YOUR OBJECTIVE
Single out the lines that include the word "economies". Copy them.

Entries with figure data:

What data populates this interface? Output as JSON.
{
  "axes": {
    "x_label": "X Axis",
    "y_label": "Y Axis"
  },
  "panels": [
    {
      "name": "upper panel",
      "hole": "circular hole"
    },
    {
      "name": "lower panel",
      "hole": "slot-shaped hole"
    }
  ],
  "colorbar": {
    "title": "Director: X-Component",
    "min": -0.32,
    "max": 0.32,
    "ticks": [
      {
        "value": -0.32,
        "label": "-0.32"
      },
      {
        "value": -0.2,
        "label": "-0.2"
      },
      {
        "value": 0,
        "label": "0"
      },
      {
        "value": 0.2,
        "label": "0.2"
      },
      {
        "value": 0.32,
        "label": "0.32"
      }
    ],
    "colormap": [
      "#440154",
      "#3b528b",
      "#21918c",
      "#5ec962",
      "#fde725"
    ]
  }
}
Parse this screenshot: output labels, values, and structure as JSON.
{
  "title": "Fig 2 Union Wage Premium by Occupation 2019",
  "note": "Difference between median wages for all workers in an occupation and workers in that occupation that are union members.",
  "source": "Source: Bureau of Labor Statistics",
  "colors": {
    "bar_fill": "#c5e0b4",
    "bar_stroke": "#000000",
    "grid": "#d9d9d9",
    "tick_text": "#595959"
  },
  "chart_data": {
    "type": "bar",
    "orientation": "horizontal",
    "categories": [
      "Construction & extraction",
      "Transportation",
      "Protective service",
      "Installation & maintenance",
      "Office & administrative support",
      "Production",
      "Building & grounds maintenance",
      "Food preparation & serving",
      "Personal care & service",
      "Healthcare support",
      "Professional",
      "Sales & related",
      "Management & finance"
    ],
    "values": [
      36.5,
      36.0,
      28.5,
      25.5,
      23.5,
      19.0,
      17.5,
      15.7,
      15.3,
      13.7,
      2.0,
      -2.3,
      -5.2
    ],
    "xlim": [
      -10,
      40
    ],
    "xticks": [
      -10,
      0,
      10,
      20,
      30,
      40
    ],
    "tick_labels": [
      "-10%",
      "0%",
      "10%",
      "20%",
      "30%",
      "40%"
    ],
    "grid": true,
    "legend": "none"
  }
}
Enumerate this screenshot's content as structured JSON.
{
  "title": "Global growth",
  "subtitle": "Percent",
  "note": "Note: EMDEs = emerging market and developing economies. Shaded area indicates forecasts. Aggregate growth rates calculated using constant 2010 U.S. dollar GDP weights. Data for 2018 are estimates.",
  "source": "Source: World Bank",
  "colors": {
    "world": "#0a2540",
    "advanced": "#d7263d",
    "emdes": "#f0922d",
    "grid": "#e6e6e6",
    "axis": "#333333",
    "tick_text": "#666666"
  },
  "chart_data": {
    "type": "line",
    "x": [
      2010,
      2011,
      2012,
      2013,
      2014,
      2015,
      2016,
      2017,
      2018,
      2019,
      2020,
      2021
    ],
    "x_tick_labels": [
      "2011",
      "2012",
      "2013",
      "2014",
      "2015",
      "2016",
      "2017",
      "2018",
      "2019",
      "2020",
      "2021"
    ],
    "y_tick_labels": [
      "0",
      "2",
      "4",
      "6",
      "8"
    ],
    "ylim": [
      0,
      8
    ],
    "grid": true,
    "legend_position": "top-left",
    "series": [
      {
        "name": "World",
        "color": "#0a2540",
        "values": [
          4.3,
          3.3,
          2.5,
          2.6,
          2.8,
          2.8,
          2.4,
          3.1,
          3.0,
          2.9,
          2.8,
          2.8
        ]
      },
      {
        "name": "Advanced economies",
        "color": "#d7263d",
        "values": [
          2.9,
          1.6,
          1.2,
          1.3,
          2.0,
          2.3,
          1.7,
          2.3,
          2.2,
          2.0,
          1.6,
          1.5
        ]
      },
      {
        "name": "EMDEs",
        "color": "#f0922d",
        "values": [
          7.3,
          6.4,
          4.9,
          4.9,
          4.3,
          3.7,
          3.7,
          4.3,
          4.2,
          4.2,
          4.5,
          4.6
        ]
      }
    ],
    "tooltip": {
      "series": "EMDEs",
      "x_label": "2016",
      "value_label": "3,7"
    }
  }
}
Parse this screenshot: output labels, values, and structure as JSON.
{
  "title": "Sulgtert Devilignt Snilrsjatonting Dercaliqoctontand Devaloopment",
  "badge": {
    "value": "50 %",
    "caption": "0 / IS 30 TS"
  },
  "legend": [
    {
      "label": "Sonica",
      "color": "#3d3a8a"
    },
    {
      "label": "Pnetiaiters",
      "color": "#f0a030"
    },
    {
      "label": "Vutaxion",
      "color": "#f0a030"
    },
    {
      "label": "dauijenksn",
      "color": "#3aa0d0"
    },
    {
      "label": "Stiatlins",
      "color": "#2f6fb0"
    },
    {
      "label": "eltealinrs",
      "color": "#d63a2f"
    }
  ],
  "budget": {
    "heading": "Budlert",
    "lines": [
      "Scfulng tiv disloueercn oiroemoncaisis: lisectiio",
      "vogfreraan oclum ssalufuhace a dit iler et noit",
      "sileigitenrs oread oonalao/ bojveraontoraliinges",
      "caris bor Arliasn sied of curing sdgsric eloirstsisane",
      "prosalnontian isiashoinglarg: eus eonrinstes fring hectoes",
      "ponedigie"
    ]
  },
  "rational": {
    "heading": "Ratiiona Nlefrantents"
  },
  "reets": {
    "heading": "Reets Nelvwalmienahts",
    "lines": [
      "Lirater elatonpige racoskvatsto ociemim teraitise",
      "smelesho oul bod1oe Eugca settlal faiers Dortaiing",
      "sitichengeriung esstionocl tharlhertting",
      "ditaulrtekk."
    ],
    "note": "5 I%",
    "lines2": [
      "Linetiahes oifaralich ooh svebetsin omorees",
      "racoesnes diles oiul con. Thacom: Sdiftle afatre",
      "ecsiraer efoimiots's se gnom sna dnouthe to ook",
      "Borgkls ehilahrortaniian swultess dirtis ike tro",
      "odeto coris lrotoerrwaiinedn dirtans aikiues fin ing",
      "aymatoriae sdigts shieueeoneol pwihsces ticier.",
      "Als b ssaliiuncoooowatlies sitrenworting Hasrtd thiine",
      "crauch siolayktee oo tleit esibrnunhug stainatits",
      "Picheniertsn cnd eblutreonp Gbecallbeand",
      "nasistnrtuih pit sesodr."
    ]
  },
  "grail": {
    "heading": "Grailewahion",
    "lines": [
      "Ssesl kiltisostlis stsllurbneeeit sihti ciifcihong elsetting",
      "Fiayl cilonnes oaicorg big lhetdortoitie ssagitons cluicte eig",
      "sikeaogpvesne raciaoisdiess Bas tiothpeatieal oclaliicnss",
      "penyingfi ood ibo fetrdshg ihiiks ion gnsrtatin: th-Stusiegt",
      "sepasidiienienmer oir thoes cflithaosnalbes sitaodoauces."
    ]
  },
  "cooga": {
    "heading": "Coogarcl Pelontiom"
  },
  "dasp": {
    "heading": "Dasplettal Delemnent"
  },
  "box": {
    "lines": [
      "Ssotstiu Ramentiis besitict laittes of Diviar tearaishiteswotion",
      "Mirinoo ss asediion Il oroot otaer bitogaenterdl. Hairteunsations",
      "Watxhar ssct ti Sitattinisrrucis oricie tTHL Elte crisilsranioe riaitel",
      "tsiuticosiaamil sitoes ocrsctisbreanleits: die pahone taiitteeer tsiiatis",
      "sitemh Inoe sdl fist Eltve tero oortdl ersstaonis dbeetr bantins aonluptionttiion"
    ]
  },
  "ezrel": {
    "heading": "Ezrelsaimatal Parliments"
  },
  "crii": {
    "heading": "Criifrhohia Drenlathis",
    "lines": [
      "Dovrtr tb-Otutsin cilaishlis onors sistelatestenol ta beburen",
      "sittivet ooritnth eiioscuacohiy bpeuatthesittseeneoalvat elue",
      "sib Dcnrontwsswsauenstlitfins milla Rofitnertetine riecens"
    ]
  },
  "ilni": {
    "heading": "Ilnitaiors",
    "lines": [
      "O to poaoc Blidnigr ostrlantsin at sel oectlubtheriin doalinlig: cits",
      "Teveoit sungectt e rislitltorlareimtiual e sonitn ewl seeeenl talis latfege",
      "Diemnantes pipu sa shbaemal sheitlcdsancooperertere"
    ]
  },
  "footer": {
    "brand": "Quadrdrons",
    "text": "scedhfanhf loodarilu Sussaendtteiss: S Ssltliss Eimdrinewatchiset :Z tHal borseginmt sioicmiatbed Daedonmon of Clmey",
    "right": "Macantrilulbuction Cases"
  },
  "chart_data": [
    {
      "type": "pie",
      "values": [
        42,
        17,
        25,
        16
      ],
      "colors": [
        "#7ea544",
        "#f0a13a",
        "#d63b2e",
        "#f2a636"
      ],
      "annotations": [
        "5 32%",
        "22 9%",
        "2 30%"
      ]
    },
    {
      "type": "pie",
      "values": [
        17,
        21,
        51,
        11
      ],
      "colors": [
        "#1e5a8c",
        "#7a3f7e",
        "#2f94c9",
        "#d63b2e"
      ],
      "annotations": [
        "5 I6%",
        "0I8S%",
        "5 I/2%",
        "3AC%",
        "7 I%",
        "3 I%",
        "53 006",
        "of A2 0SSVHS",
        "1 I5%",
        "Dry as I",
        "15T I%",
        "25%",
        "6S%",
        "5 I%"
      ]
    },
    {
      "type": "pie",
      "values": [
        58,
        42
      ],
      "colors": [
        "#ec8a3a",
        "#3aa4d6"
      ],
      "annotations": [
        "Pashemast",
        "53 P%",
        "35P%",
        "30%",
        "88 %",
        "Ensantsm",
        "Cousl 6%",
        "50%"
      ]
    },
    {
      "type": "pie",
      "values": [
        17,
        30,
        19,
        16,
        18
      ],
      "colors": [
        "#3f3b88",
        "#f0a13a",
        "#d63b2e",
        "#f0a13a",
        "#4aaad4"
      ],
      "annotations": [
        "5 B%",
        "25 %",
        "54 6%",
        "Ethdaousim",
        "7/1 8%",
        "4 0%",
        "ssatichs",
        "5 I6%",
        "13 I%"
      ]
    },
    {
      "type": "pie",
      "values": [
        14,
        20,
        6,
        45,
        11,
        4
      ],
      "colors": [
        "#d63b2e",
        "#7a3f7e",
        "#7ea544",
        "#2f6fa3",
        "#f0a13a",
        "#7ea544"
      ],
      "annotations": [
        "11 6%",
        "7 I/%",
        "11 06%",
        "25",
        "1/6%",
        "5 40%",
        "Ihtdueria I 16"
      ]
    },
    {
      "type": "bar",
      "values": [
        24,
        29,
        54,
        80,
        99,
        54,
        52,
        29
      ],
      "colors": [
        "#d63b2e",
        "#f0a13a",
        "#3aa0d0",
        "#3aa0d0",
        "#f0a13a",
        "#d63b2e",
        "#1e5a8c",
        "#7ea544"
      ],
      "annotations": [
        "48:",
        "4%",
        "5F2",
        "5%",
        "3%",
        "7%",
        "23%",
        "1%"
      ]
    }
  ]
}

RIGHT ANSWER
  "note": "Note: EMDEs = emerging market and developing economies. Shaded area indicates forecasts. Aggregate growth rates calculated using constant 2010 U.S. dollar GDP weights. Data for 2018 are estimates.",
        "name": "Advanced economies",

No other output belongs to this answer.